RECORDS:
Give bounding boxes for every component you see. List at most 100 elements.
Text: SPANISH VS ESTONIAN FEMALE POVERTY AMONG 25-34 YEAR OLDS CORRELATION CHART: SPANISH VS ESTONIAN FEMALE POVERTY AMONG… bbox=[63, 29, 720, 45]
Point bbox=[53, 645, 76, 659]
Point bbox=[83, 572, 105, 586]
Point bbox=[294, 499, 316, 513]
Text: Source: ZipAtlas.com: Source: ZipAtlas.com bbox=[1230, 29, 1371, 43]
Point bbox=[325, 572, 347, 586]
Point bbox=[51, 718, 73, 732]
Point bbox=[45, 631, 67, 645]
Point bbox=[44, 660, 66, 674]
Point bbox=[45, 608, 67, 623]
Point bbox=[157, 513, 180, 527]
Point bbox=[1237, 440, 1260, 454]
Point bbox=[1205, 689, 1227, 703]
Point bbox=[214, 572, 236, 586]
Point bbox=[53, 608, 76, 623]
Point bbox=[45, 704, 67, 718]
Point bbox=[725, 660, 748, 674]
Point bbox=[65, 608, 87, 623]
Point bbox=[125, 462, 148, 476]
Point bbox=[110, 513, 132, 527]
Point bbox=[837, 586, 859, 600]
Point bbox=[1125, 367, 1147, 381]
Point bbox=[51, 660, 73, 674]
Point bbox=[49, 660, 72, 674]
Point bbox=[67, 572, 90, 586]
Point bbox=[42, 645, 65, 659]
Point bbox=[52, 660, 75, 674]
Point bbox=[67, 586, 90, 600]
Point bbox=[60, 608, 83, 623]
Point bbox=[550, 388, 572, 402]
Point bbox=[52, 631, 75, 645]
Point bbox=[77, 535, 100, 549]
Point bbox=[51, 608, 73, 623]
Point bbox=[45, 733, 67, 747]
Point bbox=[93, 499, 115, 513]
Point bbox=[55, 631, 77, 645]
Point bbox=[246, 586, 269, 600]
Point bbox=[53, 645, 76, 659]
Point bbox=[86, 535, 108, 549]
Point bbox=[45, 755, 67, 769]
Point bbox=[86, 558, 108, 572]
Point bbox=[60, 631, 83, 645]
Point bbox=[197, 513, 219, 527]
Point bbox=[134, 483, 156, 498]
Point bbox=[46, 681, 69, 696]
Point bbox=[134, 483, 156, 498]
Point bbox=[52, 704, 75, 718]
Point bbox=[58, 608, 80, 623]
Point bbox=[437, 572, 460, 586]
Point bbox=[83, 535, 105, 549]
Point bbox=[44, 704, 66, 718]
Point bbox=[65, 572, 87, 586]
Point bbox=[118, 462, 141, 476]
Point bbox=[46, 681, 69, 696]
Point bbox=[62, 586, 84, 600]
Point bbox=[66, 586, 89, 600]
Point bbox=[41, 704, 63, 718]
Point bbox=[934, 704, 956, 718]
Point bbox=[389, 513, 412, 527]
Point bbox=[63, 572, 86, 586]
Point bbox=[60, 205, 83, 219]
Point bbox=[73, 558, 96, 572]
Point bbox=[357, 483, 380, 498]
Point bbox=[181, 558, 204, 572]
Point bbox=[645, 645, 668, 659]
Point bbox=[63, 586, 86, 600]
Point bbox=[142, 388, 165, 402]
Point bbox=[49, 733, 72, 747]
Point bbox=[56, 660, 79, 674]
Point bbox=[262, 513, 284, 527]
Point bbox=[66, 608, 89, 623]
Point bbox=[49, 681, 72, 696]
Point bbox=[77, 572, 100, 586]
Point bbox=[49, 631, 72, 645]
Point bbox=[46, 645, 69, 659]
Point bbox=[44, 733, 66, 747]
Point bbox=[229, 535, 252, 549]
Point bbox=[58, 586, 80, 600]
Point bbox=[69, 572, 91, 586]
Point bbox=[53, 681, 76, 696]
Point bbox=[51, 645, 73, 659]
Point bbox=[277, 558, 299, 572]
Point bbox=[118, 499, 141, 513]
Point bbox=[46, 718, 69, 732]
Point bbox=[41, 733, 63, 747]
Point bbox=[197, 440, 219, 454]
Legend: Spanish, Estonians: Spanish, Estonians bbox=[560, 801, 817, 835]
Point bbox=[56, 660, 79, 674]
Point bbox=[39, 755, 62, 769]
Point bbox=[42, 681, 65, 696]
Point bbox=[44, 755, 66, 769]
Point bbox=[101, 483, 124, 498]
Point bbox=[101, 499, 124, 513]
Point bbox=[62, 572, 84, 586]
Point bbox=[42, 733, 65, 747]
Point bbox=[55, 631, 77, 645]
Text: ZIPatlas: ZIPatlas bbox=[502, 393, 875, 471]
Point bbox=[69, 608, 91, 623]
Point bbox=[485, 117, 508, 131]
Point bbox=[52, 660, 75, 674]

WHAT YOU SHOULD DO: Turn every line of the records above into a numbered list, leaving out any blank lines.

EXERCISE ANSWER:
1. Give bounding boxes for every component you see. List at most 100 elements.
2. Text: SPANISH VS ESTONIAN FEMALE POVERTY AMONG 25-34 YEAR OLDS CORRELATION CHART: SPANISH VS ESTONIAN FEMALE POVERTY AMONG… bbox=[63, 29, 720, 45]
3. Point bbox=[53, 645, 76, 659]
4. Point bbox=[83, 572, 105, 586]
5. Point bbox=[294, 499, 316, 513]
6. Text: Source: ZipAtlas.com: Source: ZipAtlas.com bbox=[1230, 29, 1371, 43]
7. Point bbox=[325, 572, 347, 586]
8. Point bbox=[51, 718, 73, 732]
9. Point bbox=[45, 631, 67, 645]
10. Point bbox=[44, 660, 66, 674]
11. Point bbox=[45, 608, 67, 623]
12. Point bbox=[157, 513, 180, 527]
13. Point bbox=[1237, 440, 1260, 454]
14. Point bbox=[1205, 689, 1227, 703]
15. Point bbox=[214, 572, 236, 586]
16. Point bbox=[53, 608, 76, 623]
17. Point bbox=[45, 704, 67, 718]
18. Point bbox=[725, 660, 748, 674]
19. Point bbox=[65, 608, 87, 623]
20. Point bbox=[125, 462, 148, 476]
21. Point bbox=[110, 513, 132, 527]
22. Point bbox=[837, 586, 859, 600]
23. Point bbox=[1125, 367, 1147, 381]
24. Point bbox=[51, 660, 73, 674]
25. Point bbox=[49, 660, 72, 674]
26. Point bbox=[67, 572, 90, 586]
27. Point bbox=[42, 645, 65, 659]
28. Point bbox=[52, 660, 75, 674]
29. Point bbox=[67, 586, 90, 600]
30. Point bbox=[60, 608, 83, 623]
31. Point bbox=[550, 388, 572, 402]
32. Point bbox=[52, 631, 75, 645]
33. Point bbox=[77, 535, 100, 549]
34. Point bbox=[51, 608, 73, 623]
35. Point bbox=[45, 733, 67, 747]
36. Point bbox=[93, 499, 115, 513]
37. Point bbox=[55, 631, 77, 645]
38. Point bbox=[246, 586, 269, 600]
39. Point bbox=[53, 645, 76, 659]
40. Point bbox=[86, 535, 108, 549]
41. Point bbox=[45, 755, 67, 769]
42. Point bbox=[86, 558, 108, 572]
43. Point bbox=[60, 631, 83, 645]
44. Point bbox=[197, 513, 219, 527]
45. Point bbox=[134, 483, 156, 498]
46. Point bbox=[46, 681, 69, 696]
47. Point bbox=[134, 483, 156, 498]
48. Point bbox=[52, 704, 75, 718]
49. Point bbox=[58, 608, 80, 623]
50. Point bbox=[437, 572, 460, 586]
51. Point bbox=[83, 535, 105, 549]
52. Point bbox=[44, 704, 66, 718]
53. Point bbox=[65, 572, 87, 586]
54. Point bbox=[118, 462, 141, 476]
55. Point bbox=[46, 681, 69, 696]
56. Point bbox=[62, 586, 84, 600]
57. Point bbox=[66, 586, 89, 600]
58. Point bbox=[41, 704, 63, 718]
59. Point bbox=[934, 704, 956, 718]
60. Point bbox=[389, 513, 412, 527]
61. Point bbox=[63, 572, 86, 586]
62. Point bbox=[60, 205, 83, 219]
63. Point bbox=[73, 558, 96, 572]
64. Point bbox=[357, 483, 380, 498]
65. Point bbox=[181, 558, 204, 572]
66. Point bbox=[645, 645, 668, 659]
67. Point bbox=[63, 586, 86, 600]
68. Point bbox=[142, 388, 165, 402]
69. Point bbox=[49, 733, 72, 747]
70. Point bbox=[56, 660, 79, 674]
71. Point bbox=[262, 513, 284, 527]
72. Point bbox=[66, 608, 89, 623]
73. Point bbox=[49, 681, 72, 696]
74. Point bbox=[77, 572, 100, 586]
75. Point bbox=[49, 631, 72, 645]
76. Point bbox=[46, 645, 69, 659]
77. Point bbox=[44, 733, 66, 747]
78. Point bbox=[229, 535, 252, 549]
79. Point bbox=[58, 586, 80, 600]
80. Point bbox=[69, 572, 91, 586]
81. Point bbox=[53, 681, 76, 696]
82. Point bbox=[51, 645, 73, 659]
83. Point bbox=[277, 558, 299, 572]
84. Point bbox=[118, 499, 141, 513]
85. Point bbox=[46, 718, 69, 732]
86. Point bbox=[41, 733, 63, 747]
87. Point bbox=[197, 440, 219, 454]
88. Legend: Spanish, Estonians: Spanish, Estonians bbox=[560, 801, 817, 835]
89. Point bbox=[56, 660, 79, 674]
90. Point bbox=[39, 755, 62, 769]
91. Point bbox=[42, 681, 65, 696]
92. Point bbox=[44, 755, 66, 769]
93. Point bbox=[101, 483, 124, 498]
94. Point bbox=[101, 499, 124, 513]
95. Point bbox=[62, 572, 84, 586]
96. Point bbox=[42, 733, 65, 747]
97. Point bbox=[55, 631, 77, 645]
98. Text: ZIPatlas: ZIPatlas bbox=[502, 393, 875, 471]
99. Point bbox=[69, 608, 91, 623]
100. Point bbox=[485, 117, 508, 131]
101. Point bbox=[52, 660, 75, 674]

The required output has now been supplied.